INSTRUCTIONS TO FOLLOW: The required result is the exact run of lines beginning at the one containing "Type out the text in this image." and ending at the last line of the entries.

Data entries:

▽

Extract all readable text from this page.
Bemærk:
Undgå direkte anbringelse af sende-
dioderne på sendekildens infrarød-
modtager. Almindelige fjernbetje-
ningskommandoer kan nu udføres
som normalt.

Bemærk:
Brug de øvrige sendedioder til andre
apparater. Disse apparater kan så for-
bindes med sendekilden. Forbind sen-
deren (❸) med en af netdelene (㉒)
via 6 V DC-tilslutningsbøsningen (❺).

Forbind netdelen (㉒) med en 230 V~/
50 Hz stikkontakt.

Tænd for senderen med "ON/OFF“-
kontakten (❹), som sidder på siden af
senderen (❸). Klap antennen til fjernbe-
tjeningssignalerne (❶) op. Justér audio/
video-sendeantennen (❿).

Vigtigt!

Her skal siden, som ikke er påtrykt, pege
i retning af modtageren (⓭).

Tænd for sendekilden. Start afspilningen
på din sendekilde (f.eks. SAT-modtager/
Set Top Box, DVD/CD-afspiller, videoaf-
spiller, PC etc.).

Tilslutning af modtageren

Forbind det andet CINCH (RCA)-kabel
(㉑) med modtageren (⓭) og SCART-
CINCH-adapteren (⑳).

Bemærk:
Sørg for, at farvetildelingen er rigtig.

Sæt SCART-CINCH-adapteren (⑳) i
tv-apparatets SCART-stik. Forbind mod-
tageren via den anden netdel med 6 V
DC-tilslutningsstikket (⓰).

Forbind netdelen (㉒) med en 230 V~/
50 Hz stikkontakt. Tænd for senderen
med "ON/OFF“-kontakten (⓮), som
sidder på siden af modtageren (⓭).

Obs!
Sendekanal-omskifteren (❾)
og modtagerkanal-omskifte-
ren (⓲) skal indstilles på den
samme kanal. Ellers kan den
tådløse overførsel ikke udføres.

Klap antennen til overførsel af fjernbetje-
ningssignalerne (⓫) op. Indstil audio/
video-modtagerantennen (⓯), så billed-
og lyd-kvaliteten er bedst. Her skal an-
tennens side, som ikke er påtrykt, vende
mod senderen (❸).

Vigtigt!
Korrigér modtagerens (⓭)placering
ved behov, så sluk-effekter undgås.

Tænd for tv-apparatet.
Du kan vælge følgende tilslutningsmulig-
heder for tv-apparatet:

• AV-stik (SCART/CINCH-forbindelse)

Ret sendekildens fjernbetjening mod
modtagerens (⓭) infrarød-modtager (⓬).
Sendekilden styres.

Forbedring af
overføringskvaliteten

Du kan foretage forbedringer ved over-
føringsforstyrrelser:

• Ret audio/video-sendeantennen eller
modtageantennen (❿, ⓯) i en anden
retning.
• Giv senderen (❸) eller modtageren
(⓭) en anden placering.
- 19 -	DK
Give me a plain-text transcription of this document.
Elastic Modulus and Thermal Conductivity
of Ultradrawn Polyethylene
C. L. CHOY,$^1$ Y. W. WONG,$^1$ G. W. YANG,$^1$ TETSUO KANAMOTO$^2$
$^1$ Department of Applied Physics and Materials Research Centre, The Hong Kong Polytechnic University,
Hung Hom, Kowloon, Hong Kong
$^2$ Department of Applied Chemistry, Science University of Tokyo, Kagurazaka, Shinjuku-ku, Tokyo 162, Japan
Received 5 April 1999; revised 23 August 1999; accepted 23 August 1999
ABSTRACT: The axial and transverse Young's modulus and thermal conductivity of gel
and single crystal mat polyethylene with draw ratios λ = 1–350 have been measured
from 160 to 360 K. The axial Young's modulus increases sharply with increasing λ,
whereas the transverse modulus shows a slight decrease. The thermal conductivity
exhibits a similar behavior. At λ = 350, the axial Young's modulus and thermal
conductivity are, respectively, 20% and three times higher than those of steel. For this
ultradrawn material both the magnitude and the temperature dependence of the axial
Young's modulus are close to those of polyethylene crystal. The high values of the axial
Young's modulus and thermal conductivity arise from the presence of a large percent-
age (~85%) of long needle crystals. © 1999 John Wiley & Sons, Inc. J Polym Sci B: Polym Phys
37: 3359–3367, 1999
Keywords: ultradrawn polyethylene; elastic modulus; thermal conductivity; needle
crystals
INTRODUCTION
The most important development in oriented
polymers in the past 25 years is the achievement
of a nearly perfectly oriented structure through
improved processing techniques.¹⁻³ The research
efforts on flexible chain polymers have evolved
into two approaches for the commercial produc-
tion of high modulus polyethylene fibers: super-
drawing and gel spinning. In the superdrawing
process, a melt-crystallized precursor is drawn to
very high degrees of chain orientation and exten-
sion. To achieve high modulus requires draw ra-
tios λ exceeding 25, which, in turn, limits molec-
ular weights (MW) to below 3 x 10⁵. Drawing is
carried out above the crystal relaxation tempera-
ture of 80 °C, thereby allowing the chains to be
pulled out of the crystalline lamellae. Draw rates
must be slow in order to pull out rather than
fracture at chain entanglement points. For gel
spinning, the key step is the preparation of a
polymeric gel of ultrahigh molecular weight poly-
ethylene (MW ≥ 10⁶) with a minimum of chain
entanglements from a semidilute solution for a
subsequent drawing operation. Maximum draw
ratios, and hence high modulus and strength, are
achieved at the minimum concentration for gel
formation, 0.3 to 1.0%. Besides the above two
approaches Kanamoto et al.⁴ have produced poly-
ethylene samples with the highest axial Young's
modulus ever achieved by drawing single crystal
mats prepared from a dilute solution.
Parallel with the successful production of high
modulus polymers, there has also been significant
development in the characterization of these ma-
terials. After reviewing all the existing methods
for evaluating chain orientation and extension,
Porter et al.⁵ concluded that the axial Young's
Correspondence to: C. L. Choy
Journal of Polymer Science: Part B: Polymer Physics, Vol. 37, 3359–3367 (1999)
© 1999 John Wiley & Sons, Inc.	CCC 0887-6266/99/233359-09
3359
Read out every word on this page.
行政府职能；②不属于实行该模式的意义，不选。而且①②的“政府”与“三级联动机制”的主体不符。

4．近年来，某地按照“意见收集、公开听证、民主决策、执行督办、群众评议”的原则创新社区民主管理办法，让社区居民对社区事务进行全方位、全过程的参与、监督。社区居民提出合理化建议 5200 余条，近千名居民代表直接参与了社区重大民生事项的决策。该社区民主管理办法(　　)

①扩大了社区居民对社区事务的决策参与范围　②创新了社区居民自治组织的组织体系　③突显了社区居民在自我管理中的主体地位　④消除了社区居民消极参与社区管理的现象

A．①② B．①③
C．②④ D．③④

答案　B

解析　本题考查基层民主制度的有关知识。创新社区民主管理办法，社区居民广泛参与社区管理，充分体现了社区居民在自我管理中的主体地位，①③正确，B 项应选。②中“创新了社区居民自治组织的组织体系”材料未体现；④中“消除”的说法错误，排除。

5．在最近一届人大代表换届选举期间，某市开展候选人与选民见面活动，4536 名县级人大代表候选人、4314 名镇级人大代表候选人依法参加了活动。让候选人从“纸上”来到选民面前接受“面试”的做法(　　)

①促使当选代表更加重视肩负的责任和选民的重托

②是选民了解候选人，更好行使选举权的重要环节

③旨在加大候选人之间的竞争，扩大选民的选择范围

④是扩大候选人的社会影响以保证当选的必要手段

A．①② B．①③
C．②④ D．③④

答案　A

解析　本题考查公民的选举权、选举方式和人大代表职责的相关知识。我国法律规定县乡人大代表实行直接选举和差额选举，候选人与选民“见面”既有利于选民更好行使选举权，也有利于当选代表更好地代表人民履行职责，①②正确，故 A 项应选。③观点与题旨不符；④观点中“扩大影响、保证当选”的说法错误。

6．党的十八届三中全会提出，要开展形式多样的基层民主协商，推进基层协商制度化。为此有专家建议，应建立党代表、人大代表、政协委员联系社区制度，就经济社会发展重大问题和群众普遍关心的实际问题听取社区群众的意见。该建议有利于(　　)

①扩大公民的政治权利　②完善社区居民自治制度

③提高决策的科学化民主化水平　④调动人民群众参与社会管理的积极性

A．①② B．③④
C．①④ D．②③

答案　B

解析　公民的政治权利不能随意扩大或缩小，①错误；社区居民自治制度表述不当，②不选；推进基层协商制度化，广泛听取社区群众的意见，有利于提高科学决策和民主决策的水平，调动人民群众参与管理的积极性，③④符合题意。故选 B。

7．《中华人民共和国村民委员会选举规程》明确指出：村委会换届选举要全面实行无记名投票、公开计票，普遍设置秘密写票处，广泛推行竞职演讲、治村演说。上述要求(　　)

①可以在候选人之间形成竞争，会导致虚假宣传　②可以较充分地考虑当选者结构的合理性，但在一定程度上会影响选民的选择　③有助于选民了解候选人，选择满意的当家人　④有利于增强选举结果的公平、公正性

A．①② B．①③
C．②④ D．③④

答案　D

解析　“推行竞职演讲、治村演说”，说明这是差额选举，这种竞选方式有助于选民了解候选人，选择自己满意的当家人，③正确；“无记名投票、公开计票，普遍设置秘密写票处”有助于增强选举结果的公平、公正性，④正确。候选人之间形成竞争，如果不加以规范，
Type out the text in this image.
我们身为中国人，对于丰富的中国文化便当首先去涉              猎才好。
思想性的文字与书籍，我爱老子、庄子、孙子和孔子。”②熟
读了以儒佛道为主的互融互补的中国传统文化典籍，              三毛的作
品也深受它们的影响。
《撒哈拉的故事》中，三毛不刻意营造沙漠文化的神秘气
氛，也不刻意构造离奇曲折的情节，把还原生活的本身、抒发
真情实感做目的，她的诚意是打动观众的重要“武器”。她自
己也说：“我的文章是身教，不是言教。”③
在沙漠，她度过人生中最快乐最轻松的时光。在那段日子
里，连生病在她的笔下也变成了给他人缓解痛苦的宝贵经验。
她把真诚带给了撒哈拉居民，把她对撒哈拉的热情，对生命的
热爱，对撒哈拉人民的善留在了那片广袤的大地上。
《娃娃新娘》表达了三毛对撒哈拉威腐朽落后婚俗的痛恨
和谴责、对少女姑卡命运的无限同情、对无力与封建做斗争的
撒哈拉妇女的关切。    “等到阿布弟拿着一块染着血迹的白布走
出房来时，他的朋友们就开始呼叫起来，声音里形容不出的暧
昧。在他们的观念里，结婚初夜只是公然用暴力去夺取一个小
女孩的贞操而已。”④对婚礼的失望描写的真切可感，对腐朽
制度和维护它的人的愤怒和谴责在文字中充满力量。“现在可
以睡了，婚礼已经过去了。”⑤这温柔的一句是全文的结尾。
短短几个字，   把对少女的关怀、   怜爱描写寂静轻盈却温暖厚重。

△

EXERCISE ANSWER:
Type out the text in this image.
我们身为中国人，对于丰富的中国文化便当首先去涉              猎才好。
思想性的文字与书籍，我爱老子、庄子、孙子和孔子。”②熟
读了以儒佛道为主的互融互补的中国传统文化典籍，              三毛的作
品也深受它们的影响。
《撒哈拉的故事》中，三毛不刻意营造沙漠文化的神秘气
氛，也不刻意构造离奇曲折的情节，把还原生活的本身、抒发
真情实感做目的，她的诚意是打动观众的重要“武器”。她自
己也说：“我的文章是身教，不是言教。”③
在沙漠，她度过人生中最快乐最轻松的时光。在那段日子
里，连生病在她的笔下也变成了给他人缓解痛苦的宝贵经验。
她把真诚带给了撒哈拉居民，把她对撒哈拉的热情，对生命的
热爱，对撒哈拉人民的善留在了那片广袤的大地上。
《娃娃新娘》表达了三毛对撒哈拉威腐朽落后婚俗的痛恨
和谴责、对少女姑卡命运的无限同情、对无力与封建做斗争的
撒哈拉妇女的关切。    “等到阿布弟拿着一块染着血迹的白布走
出房来时，他的朋友们就开始呼叫起来，声音里形容不出的暧
昧。在他们的观念里，结婚初夜只是公然用暴力去夺取一个小
女孩的贞操而已。”④对婚礼的失望描写的真切可感，对腐朽
制度和维护它的人的愤怒和谴责在文字中充满力量。“现在可
以睡了，婚礼已经过去了。”⑤这温柔的一句是全文的结尾。
短短几个字，   把对少女的关怀、   怜爱描写寂静轻盈却温暖厚重。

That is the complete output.